* [BRIEF]
Print out each record below, unaltered and complete, without its images.

* [DATA PROVIDED]
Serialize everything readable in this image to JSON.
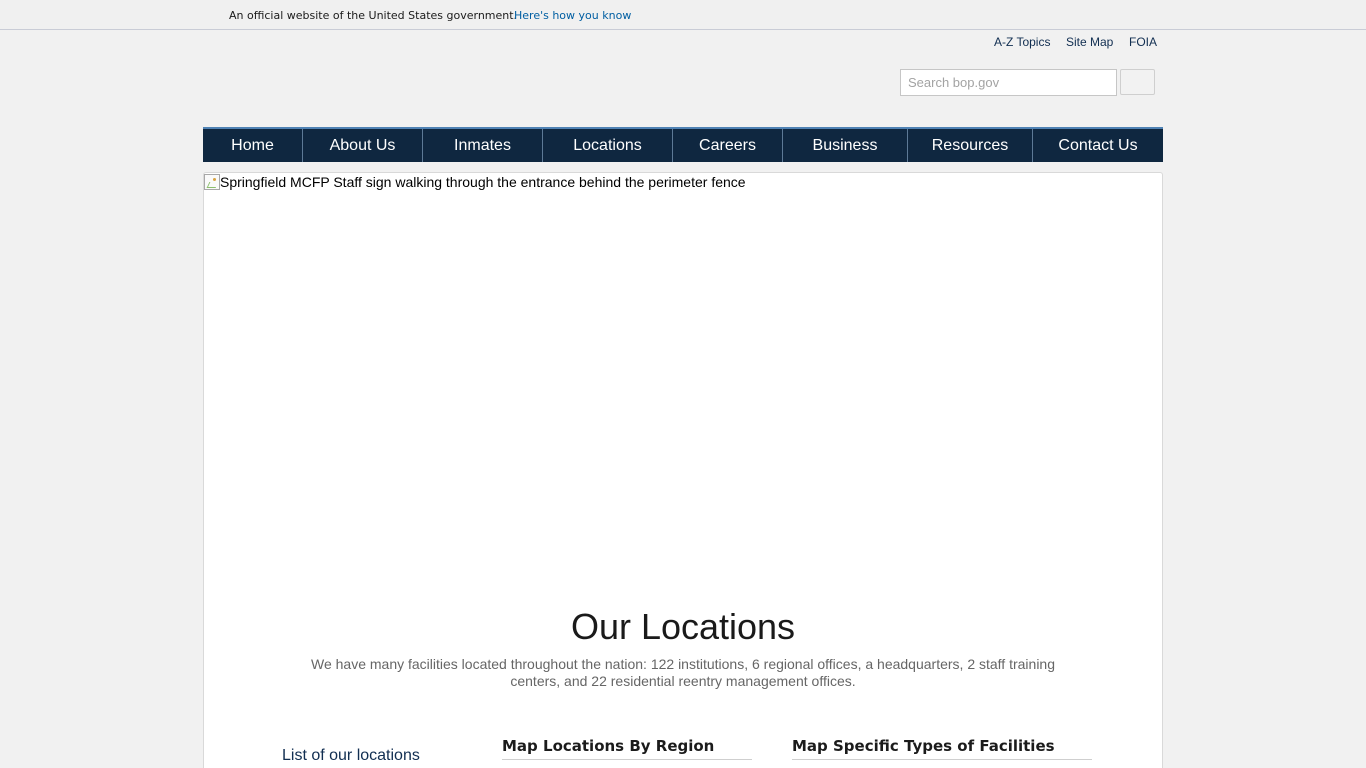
{
  "gov_banner": {
    "text": "An official website of the United States government.",
    "how_link": "Here's how you know"
  },
  "utility": {
    "links": [
      "A-Z Topics",
      "Site Map",
      "FOIA"
    ]
  },
  "search": {
    "placeholder": "Search bop.gov",
    "value": ""
  },
  "nav": {
    "items": [
      "Home",
      "About Us",
      "Inmates",
      "Locations",
      "Careers",
      "Business",
      "Resources",
      "Contact Us"
    ]
  },
  "hero": {
    "alt_text": "Springfield MCFP Staff sign walking through the entrance behind the perimeter fence"
  },
  "main": {
    "title": "Our Locations",
    "description": "We have many facilities located throughout the nation: 122 institutions, 6 regional offices, a headquarters, 2 staff training centers, and 22 residential reentry management offices.",
    "list_link": "List of our locations",
    "region_heading": "Map Locations By Region",
    "types_heading": "Map Specific Types of Facilities"
  },
  "colors": {
    "nav_background": "#0f2740",
    "nav_accent": "#4f82b4",
    "link": "#112e51",
    "banner_link": "#005ea2"
  }
}
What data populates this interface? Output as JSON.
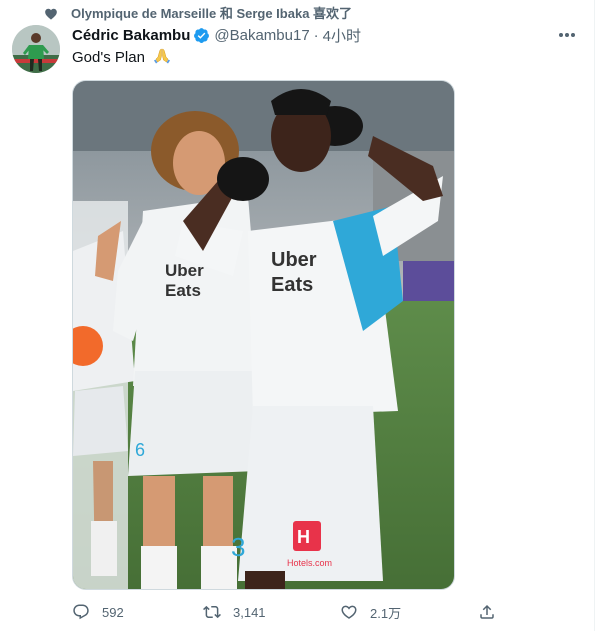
{
  "social_context": {
    "text": "Olympique de Marseille 和 Serge Ibaka 喜欢了",
    "icon": "heart-icon"
  },
  "author": {
    "display_name": "Cédric Bakambu",
    "verified": true,
    "handle": "@Bakambu17",
    "separator": "·",
    "time": "4小时"
  },
  "tweet": {
    "text": "God's Plan",
    "emoji": "folded-hands-emoji"
  },
  "media": {
    "jersey_sponsor": [
      "Uber",
      "Eats"
    ],
    "back_sponsor": "Hotels.com",
    "player_number": "3",
    "teammate_number": "6"
  },
  "actions": {
    "reply_count": "592",
    "retweet_count": "3,141",
    "like_count": "2.1万"
  },
  "colors": {
    "accent": "#1d9bf0",
    "secondary_text": "#536471",
    "primary_text": "#0f1419",
    "om_blue": "#2fa8d8"
  }
}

* [EXERCISE RESPONSE]
Serialize everything readable in this image to JSON.
{
  "gov_banner": {
    "text": "An official website of the United States government.",
    "how_link": "Here's how you know"
  },
  "utility": {
    "links": [
      "A-Z Topics",
      "Site Map",
      "FOIA"
    ]
  },
  "search": {
    "placeholder": "Search bop.gov",
    "value": ""
  },
  "nav": {
    "items": [
      "Home",
      "About Us",
      "Inmates",
      "Locations",
      "Careers",
      "Business",
      "Resources",
      "Contact Us"
    ]
  },
  "hero": {
    "alt_text": "Springfield MCFP Staff sign walking through the entrance behind the perimeter fence"
  },
  "main": {
    "title": "Our Locations",
    "description": "We have many facilities located throughout the nation: 122 institutions, 6 regional offices, a headquarters, 2 staff training centers, and 22 residential reentry management offices.",
    "list_link": "List of our locations",
    "region_heading": "Map Locations By Region",
    "types_heading": "Map Specific Types of Facilities"
  },
  "colors": {
    "nav_background": "#0f2740",
    "nav_accent": "#4f82b4",
    "link": "#112e51",
    "banner_link": "#005ea2"
  }
}
What data populates this interface? Output as JSON.
{
  "social_context": {
    "text": "Olympique de Marseille 和 Serge Ibaka 喜欢了",
    "icon": "heart-icon"
  },
  "author": {
    "display_name": "Cédric Bakambu",
    "verified": true,
    "handle": "@Bakambu17",
    "separator": "·",
    "time": "4小时"
  },
  "tweet": {
    "text": "God's Plan",
    "emoji": "folded-hands-emoji"
  },
  "media": {
    "jersey_sponsor": [
      "Uber",
      "Eats"
    ],
    "back_sponsor": "Hotels.com",
    "player_number": "3",
    "teammate_number": "6"
  },
  "actions": {
    "reply_count": "592",
    "retweet_count": "3,141",
    "like_count": "2.1万"
  },
  "colors": {
    "accent": "#1d9bf0",
    "secondary_text": "#536471",
    "primary_text": "#0f1419",
    "om_blue": "#2fa8d8"
  }
}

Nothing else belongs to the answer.